== Brief ==
Which lines hold the string "Фриз"? Copy every one of them.

Saved data entries
● ● ● ● ● ● ●
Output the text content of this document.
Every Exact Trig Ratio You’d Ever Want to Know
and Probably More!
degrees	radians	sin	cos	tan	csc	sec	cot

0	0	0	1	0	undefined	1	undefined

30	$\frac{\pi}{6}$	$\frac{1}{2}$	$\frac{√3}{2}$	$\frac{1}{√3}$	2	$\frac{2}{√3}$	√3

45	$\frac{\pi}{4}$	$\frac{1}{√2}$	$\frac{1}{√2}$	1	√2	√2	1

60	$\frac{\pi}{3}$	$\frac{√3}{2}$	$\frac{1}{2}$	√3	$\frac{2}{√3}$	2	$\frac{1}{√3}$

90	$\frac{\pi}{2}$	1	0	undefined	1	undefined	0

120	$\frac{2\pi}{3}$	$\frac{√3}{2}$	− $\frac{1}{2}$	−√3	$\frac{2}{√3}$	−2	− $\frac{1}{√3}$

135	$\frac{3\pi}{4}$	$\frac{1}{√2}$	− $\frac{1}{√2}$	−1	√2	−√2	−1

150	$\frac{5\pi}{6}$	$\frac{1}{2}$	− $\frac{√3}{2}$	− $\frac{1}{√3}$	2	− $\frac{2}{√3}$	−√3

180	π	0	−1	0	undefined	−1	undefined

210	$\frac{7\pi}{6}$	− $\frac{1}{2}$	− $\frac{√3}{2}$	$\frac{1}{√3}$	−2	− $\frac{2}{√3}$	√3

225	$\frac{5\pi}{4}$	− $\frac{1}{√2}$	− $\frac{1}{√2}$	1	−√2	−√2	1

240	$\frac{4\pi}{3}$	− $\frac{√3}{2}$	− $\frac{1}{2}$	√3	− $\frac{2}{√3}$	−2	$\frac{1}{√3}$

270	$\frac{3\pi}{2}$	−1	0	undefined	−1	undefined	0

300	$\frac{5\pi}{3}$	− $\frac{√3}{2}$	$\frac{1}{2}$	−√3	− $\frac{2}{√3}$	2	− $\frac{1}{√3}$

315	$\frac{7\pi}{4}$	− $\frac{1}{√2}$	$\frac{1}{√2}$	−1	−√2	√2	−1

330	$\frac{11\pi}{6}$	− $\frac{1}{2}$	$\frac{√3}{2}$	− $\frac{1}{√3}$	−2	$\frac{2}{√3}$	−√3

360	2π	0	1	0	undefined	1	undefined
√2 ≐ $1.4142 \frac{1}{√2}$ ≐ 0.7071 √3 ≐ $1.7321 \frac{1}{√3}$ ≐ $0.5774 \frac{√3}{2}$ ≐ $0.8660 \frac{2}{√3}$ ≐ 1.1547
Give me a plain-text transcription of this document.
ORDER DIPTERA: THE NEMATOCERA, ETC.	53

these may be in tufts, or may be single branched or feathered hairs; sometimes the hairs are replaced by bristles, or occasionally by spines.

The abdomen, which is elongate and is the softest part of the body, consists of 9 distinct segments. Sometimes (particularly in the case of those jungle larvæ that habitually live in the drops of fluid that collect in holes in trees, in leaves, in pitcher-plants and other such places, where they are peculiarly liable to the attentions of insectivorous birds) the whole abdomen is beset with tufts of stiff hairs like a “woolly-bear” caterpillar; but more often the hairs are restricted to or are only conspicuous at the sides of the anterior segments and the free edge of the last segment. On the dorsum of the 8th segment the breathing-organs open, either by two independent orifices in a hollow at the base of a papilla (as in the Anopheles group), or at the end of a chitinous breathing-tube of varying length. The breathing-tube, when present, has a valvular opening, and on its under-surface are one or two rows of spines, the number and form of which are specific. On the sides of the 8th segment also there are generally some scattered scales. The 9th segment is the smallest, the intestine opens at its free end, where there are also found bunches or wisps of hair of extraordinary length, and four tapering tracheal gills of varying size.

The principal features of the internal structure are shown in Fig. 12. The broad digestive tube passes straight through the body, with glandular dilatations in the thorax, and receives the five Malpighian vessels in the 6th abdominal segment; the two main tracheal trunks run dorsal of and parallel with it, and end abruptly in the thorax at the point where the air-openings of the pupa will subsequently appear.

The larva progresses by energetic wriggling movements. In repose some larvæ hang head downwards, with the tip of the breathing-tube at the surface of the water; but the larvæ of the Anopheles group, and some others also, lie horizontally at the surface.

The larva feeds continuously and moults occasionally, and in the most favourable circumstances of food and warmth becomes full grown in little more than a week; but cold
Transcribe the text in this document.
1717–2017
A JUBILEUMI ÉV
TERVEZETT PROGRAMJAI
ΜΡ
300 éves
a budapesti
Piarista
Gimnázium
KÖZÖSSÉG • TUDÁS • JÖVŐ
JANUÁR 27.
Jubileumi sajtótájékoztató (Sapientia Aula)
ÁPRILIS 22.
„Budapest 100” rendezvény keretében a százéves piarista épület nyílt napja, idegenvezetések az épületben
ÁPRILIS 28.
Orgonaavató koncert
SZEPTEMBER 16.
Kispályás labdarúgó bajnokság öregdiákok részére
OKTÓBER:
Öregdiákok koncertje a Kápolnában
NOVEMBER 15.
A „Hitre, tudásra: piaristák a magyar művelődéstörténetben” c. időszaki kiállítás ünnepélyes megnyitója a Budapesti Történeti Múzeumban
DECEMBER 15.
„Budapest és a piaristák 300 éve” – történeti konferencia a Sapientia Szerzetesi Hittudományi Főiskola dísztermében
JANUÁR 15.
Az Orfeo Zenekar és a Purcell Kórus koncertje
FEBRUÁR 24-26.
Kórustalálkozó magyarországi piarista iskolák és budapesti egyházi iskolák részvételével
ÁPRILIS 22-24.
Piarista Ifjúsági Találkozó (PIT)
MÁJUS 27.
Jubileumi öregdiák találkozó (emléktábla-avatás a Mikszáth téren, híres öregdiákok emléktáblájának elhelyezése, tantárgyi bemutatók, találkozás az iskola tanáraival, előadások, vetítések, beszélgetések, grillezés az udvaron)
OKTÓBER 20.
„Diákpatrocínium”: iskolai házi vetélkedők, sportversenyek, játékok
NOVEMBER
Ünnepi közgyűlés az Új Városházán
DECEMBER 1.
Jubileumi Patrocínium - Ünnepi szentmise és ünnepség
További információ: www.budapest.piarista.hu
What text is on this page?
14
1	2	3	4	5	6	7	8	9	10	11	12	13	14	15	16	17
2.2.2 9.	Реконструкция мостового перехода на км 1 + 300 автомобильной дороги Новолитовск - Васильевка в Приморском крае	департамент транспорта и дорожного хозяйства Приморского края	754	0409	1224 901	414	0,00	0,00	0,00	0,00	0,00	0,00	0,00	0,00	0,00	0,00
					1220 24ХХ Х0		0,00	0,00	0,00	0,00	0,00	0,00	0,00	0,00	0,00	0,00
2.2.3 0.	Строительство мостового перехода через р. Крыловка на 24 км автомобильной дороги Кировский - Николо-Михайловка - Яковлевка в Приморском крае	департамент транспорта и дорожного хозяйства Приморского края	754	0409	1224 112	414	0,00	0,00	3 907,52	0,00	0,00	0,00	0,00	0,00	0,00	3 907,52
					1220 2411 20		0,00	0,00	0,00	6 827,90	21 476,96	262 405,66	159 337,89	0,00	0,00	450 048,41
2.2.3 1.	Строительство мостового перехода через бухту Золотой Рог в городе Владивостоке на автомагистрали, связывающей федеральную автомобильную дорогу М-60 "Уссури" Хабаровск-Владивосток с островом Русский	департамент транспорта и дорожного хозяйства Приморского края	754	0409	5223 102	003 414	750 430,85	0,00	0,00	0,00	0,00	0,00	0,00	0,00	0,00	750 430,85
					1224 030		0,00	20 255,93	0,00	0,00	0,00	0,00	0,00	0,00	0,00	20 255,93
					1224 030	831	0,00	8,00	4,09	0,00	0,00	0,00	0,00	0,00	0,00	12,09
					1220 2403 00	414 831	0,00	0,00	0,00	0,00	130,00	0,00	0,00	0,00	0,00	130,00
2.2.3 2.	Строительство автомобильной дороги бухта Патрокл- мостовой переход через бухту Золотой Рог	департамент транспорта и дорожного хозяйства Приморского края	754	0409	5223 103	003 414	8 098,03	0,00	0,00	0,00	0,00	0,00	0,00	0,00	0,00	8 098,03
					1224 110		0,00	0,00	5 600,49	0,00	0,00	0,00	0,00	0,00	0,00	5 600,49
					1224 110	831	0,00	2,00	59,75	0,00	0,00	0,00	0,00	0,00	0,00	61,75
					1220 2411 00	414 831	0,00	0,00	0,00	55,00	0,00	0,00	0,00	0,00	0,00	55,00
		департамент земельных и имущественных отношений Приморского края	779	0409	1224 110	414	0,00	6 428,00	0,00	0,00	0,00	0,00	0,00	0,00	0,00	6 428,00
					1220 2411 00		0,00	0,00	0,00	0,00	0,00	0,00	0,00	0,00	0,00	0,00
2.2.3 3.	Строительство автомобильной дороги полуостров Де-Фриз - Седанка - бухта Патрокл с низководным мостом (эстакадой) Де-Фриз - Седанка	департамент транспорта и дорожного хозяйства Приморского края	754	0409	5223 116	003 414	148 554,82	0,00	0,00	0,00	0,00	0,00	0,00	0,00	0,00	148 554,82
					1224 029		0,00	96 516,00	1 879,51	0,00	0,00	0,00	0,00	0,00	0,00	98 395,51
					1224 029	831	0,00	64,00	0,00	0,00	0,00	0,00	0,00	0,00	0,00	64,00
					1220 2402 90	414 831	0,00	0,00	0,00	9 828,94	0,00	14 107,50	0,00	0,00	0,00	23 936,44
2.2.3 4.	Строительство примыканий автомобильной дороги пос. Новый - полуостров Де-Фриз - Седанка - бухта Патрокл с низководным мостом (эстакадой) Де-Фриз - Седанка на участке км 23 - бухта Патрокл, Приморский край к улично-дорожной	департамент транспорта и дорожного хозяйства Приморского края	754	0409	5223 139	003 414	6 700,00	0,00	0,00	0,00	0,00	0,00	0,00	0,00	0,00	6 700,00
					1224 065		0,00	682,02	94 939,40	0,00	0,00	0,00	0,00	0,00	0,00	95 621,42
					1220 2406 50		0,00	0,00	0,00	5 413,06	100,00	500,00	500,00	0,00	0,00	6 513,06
● ● ● ● ● ● ●
== Output ==
2.2.3 3.	Строительство автомобильной дороги полуостров Де-Фриз - Седанка - бухта Патрокл с низководным мостом (эстакадой) Де-Фриз - Седанка	департамент транспорта и дорожного хозяйства Приморского края	754	0409	5223 116	003 414	148 554,82	0,00	0,00	0,00	0,00	0,00	0,00	0,00	0,00	148 554,82
2.2.3 4.	Строительство примыканий автомобильной дороги пос. Новый - полуостров Де-Фриз - Седанка - бухта Патрокл с низководным мостом (эстакадой) Де-Фриз - Седанка на участке км 23 - бухта Патрокл, Приморский край к улично-дорожной	департамент транспорта и дорожного хозяйства Приморского края	754	0409	5223 139	003 414	6 700,00	0,00	0,00	0,00	0,00	0,00	0,00	0,00	0,00	6 700,00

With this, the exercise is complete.